## What you have to do
Pick out the lines below with "header" and list them.

Records about charts and figures:
********************

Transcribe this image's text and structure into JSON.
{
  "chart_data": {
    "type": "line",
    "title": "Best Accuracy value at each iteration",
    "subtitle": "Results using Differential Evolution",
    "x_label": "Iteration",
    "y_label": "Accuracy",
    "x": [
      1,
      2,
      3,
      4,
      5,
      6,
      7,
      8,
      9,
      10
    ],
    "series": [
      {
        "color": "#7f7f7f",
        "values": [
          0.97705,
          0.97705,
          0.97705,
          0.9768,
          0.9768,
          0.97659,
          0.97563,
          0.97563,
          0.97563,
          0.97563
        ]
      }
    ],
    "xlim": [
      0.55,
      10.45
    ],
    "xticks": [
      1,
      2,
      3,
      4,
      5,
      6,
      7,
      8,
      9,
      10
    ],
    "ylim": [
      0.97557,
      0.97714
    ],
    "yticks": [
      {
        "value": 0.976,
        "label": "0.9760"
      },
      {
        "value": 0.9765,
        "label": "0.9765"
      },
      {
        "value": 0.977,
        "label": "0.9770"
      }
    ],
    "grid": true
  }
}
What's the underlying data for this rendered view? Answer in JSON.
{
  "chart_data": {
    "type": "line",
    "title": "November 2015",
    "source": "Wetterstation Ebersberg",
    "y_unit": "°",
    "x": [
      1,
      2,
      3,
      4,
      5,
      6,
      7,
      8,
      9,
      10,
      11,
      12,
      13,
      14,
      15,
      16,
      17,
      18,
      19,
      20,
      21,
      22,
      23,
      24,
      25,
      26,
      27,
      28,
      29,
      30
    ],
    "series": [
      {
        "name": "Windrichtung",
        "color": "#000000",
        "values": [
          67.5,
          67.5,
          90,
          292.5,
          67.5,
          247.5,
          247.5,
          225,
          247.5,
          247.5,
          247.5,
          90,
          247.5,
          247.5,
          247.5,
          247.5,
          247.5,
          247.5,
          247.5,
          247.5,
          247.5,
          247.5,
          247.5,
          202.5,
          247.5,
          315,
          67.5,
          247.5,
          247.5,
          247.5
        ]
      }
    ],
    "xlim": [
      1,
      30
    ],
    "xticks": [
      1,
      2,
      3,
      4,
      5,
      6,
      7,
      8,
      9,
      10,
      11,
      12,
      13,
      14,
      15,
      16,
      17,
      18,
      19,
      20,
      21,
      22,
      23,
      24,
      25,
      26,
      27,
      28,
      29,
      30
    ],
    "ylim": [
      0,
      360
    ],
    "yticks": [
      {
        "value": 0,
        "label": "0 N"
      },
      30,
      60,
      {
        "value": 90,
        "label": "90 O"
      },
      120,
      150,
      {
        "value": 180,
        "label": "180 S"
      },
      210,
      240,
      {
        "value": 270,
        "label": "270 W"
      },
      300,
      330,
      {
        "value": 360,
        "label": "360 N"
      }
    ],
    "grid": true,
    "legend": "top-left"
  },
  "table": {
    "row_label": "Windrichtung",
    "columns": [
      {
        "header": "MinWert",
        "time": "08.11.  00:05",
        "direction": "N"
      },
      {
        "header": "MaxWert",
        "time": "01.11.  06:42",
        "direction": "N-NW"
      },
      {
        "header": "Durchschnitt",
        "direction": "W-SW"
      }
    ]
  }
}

********************

## Worked answer
        "header": "MinWert",
        "header": "MaxWert",
        "header": "Durchschnitt",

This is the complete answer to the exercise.